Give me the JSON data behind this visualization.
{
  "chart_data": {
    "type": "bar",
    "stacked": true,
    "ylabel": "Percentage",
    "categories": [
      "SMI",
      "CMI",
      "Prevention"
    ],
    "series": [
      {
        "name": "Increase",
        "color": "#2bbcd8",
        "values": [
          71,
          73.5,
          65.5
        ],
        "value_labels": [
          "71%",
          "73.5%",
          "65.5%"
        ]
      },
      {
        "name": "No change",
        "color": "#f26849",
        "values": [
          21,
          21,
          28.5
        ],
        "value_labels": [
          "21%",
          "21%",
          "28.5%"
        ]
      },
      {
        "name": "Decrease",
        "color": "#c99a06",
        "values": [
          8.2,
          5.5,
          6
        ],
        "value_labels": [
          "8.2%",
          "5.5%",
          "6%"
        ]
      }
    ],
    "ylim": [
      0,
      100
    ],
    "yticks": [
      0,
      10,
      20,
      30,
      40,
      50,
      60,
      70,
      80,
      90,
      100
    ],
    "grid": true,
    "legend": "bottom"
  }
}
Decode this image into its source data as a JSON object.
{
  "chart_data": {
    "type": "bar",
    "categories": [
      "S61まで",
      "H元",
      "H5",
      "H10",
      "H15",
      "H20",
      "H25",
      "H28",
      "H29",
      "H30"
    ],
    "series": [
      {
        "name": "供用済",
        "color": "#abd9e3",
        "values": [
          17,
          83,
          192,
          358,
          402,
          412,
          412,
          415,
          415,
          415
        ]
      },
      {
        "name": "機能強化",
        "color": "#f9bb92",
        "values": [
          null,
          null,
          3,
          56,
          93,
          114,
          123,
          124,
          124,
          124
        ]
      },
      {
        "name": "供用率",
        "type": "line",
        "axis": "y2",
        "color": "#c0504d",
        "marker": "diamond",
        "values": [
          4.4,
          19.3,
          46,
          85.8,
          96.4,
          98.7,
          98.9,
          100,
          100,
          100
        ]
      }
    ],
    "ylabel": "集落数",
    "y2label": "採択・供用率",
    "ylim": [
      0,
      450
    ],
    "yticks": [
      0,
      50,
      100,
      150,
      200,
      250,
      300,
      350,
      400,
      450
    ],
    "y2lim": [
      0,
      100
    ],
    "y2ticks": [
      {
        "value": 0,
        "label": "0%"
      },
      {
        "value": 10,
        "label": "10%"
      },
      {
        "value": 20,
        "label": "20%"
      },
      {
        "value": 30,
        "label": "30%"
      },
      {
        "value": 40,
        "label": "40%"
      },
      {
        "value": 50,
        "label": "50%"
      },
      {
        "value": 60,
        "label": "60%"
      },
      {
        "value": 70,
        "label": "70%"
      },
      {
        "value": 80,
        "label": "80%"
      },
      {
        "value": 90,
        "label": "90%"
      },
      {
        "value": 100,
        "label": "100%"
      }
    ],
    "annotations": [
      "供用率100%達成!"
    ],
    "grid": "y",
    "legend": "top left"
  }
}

Objective -
Retype all of the material above with every character intact.

Answer to the task -
Give me the JSON data behind this visualization.
{
  "chart_data": {
    "type": "bar",
    "stacked": true,
    "ylabel": "Percentage",
    "categories": [
      "SMI",
      "CMI",
      "Prevention"
    ],
    "series": [
      {
        "name": "Increase",
        "color": "#2bbcd8",
        "values": [
          71,
          73.5,
          65.5
        ],
        "value_labels": [
          "71%",
          "73.5%",
          "65.5%"
        ]
      },
      {
        "name": "No change",
        "color": "#f26849",
        "values": [
          21,
          21,
          28.5
        ],
        "value_labels": [
          "21%",
          "21%",
          "28.5%"
        ]
      },
      {
        "name": "Decrease",
        "color": "#c99a06",
        "values": [
          8.2,
          5.5,
          6
        ],
        "value_labels": [
          "8.2%",
          "5.5%",
          "6%"
        ]
      }
    ],
    "ylim": [
      0,
      100
    ],
    "yticks": [
      0,
      10,
      20,
      30,
      40,
      50,
      60,
      70,
      80,
      90,
      100
    ],
    "grid": true,
    "legend": "bottom"
  }
}
Decode this image into its source data as a JSON object.
{
  "chart_data": {
    "type": "bar",
    "categories": [
      "S61まで",
      "H元",
      "H5",
      "H10",
      "H15",
      "H20",
      "H25",
      "H28",
      "H29",
      "H30"
    ],
    "series": [
      {
        "name": "供用済",
        "color": "#abd9e3",
        "values": [
          17,
          83,
          192,
          358,
          402,
          412,
          412,
          415,
          415,
          415
        ]
      },
      {
        "name": "機能強化",
        "color": "#f9bb92",
        "values": [
          null,
          null,
          3,
          56,
          93,
          114,
          123,
          124,
          124,
          124
        ]
      },
      {
        "name": "供用率",
        "type": "line",
        "axis": "y2",
        "color": "#c0504d",
        "marker": "diamond",
        "values": [
          4.4,
          19.3,
          46,
          85.8,
          96.4,
          98.7,
          98.9,
          100,
          100,
          100
        ]
      }
    ],
    "ylabel": "集落数",
    "y2label": "採択・供用率",
    "ylim": [
      0,
      450
    ],
    "yticks": [
      0,
      50,
      100,
      150,
      200,
      250,
      300,
      350,
      400,
      450
    ],
    "y2lim": [
      0,
      100
    ],
    "y2ticks": [
      {
        "value": 0,
        "label": "0%"
      },
      {
        "value": 10,
        "label": "10%"
      },
      {
        "value": 20,
        "label": "20%"
      },
      {
        "value": 30,
        "label": "30%"
      },
      {
        "value": 40,
        "label": "40%"
      },
      {
        "value": 50,
        "label": "50%"
      },
      {
        "value": 60,
        "label": "60%"
      },
      {
        "value": 70,
        "label": "70%"
      },
      {
        "value": 80,
        "label": "80%"
      },
      {
        "value": 90,
        "label": "90%"
      },
      {
        "value": 100,
        "label": "100%"
      }
    ],
    "annotations": [
      "供用率100%達成!"
    ],
    "grid": "y",
    "legend": "top left"
  }
}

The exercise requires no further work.